Problem to work on: Which of the rows below contain the string "阴有阵雨"? Show each such row in full. Matching is case-sensitive.

(Part of a data file)
------------------------------------------------------------------------
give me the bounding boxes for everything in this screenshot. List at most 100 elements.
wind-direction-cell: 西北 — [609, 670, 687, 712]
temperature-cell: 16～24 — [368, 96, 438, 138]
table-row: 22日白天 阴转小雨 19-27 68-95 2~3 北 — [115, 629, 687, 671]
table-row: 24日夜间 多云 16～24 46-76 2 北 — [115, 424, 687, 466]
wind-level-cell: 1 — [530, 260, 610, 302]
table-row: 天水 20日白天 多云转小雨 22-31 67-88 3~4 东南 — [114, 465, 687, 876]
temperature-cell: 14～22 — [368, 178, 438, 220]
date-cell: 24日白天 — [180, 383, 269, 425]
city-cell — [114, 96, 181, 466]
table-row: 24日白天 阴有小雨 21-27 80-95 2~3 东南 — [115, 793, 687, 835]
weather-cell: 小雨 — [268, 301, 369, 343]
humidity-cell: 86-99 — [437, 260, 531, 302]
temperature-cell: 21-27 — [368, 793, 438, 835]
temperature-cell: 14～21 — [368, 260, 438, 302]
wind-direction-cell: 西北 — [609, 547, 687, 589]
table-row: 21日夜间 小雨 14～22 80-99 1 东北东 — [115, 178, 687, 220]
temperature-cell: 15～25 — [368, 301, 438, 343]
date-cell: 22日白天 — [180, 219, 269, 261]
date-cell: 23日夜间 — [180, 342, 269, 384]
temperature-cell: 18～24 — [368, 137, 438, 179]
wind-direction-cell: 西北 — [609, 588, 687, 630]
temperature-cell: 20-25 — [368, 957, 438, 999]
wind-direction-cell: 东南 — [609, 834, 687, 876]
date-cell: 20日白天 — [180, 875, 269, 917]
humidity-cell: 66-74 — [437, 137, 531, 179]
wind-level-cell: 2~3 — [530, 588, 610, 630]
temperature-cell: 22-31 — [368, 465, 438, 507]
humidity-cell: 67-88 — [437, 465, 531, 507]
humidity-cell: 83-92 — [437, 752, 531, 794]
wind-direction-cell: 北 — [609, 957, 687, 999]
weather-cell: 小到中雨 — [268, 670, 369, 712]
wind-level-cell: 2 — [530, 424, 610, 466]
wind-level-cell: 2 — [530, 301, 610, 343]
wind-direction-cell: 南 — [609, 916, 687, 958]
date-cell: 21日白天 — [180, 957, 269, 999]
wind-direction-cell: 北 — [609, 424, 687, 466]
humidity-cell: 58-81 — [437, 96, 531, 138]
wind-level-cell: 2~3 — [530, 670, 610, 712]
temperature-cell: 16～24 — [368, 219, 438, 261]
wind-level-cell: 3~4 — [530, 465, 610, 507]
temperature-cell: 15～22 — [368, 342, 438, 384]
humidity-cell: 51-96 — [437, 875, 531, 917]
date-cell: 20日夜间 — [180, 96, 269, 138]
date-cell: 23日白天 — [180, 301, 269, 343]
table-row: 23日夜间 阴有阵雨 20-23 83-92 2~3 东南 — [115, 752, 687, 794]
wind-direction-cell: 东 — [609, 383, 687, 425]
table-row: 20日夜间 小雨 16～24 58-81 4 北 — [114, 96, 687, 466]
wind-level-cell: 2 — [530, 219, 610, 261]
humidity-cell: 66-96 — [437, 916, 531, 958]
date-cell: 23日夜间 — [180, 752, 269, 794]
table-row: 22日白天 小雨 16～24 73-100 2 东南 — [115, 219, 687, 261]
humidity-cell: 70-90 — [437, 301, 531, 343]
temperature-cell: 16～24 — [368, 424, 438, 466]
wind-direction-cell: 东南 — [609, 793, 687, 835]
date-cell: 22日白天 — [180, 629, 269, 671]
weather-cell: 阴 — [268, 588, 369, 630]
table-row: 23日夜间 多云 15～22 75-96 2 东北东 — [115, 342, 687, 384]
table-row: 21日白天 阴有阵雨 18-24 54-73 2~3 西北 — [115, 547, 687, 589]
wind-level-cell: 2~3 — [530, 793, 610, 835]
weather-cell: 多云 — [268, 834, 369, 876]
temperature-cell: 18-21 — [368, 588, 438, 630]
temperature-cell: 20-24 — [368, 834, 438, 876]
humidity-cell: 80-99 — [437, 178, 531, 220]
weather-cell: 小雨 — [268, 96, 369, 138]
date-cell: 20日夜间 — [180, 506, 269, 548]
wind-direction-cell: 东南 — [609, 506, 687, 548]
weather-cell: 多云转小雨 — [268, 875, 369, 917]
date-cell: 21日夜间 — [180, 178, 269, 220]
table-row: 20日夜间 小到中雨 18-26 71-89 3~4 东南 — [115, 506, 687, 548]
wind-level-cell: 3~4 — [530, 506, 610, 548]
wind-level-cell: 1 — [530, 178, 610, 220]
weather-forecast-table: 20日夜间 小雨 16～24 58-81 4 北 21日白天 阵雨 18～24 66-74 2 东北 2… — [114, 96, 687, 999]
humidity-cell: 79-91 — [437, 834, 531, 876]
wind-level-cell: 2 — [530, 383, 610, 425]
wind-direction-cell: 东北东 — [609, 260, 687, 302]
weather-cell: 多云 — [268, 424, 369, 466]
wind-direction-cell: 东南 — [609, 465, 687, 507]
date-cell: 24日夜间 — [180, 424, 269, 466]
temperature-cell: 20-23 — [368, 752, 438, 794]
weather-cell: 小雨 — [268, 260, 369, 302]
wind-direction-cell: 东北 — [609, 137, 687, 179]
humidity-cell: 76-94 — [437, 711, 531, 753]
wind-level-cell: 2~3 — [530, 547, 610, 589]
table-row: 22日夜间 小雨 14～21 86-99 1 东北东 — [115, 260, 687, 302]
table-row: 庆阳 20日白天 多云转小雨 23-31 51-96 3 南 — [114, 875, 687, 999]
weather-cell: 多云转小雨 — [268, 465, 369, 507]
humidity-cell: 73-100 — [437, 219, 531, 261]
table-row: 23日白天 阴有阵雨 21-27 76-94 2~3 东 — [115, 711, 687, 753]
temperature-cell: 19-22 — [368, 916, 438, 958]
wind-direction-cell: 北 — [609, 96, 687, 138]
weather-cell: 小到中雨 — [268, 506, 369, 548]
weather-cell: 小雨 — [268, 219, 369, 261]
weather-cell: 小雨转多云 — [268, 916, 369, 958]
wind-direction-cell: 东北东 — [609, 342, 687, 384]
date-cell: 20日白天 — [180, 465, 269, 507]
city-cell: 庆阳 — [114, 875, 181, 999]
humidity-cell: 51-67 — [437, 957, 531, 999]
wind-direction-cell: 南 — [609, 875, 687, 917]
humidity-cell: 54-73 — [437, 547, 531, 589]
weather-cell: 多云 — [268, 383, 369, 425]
------------------------------------------------------------------------
Written response:
table-row: 23日夜间 阴有阵雨 20-23 83-92 2~3 东南 — [115, 752, 687, 794]
table-row: 21日白天 阴有阵雨 18-24 54-73 2~3 西北 — [115, 547, 687, 589]
table-row: 23日白天 阴有阵雨 21-27 76-94 2~3 东 — [115, 711, 687, 753]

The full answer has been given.